[Dataset rows about figures]
>> begin
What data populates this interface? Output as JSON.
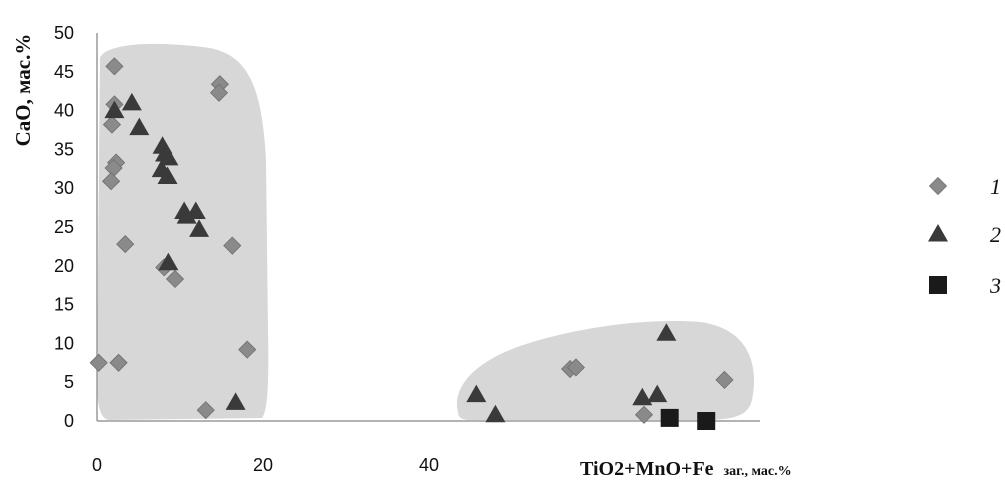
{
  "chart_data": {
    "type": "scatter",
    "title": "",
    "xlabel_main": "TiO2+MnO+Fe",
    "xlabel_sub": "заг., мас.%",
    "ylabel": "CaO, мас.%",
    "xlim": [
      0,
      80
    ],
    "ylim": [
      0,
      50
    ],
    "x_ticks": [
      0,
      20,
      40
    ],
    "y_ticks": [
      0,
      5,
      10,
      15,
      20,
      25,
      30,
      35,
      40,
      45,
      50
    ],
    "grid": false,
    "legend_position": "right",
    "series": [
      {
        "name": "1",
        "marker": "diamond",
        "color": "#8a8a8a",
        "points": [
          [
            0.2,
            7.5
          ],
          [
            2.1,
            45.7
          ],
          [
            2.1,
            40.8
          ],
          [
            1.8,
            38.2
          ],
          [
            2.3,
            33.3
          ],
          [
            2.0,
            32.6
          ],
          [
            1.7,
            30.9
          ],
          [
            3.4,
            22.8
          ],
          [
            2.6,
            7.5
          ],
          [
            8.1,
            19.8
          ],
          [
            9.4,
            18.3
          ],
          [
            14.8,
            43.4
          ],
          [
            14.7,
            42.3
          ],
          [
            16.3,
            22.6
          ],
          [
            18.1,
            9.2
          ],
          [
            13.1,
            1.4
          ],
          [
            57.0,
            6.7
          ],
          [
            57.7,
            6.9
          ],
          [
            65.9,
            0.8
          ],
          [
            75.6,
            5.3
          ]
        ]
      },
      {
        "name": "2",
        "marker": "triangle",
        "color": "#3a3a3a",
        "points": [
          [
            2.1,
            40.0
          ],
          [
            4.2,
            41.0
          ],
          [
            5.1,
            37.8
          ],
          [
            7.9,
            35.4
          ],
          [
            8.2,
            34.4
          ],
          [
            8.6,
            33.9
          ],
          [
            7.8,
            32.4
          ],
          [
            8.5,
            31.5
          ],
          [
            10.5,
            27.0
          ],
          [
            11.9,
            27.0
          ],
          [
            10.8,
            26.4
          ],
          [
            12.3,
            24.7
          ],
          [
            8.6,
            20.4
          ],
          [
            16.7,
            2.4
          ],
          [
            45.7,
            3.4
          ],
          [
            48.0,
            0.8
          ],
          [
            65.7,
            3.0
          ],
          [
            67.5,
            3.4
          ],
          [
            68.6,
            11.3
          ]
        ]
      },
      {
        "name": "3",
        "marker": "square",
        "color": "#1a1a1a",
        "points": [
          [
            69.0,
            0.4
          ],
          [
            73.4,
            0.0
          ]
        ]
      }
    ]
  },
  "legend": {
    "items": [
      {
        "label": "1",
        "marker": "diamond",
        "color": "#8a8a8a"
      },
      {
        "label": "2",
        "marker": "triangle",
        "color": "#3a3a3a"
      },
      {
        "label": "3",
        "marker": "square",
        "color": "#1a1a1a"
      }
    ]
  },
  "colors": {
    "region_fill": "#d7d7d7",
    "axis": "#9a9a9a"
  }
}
>> end
>> begin
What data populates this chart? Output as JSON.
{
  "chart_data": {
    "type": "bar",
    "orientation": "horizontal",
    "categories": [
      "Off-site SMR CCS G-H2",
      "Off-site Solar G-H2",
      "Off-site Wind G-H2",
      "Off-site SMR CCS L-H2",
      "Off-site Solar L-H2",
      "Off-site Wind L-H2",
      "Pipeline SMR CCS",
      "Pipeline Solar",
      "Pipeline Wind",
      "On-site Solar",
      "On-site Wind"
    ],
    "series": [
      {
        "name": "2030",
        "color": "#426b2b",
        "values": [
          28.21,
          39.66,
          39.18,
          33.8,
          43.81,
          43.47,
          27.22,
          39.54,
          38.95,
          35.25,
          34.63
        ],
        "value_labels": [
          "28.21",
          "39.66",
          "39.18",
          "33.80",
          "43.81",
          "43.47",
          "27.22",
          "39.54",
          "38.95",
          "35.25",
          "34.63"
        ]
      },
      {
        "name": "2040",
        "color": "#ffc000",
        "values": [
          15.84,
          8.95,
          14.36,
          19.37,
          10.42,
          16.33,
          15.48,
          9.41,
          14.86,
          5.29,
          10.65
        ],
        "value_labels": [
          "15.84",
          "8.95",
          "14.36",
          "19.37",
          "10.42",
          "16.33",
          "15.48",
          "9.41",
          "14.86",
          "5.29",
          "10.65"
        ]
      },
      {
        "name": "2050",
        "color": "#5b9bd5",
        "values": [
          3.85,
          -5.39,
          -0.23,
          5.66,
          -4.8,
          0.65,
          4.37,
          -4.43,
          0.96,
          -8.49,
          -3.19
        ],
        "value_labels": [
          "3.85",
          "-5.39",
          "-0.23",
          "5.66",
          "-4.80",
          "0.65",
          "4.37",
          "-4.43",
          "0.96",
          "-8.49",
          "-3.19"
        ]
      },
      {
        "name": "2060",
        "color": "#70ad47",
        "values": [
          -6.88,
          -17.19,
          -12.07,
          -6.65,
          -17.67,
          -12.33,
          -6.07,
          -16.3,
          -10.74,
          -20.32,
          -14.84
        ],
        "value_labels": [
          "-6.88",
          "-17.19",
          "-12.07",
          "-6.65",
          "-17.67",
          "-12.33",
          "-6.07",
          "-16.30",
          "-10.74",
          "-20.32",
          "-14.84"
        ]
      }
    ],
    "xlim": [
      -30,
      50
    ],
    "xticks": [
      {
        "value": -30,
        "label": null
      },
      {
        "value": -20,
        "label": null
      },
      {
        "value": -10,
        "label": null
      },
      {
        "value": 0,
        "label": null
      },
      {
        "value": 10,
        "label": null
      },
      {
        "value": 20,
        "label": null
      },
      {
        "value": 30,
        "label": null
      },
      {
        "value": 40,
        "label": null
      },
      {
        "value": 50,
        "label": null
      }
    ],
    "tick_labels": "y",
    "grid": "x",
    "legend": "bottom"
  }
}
>> end
Copy each line above containing the string "populates".

What data populates this interface? Output as JSON.
What data populates this chart? Output as JSON.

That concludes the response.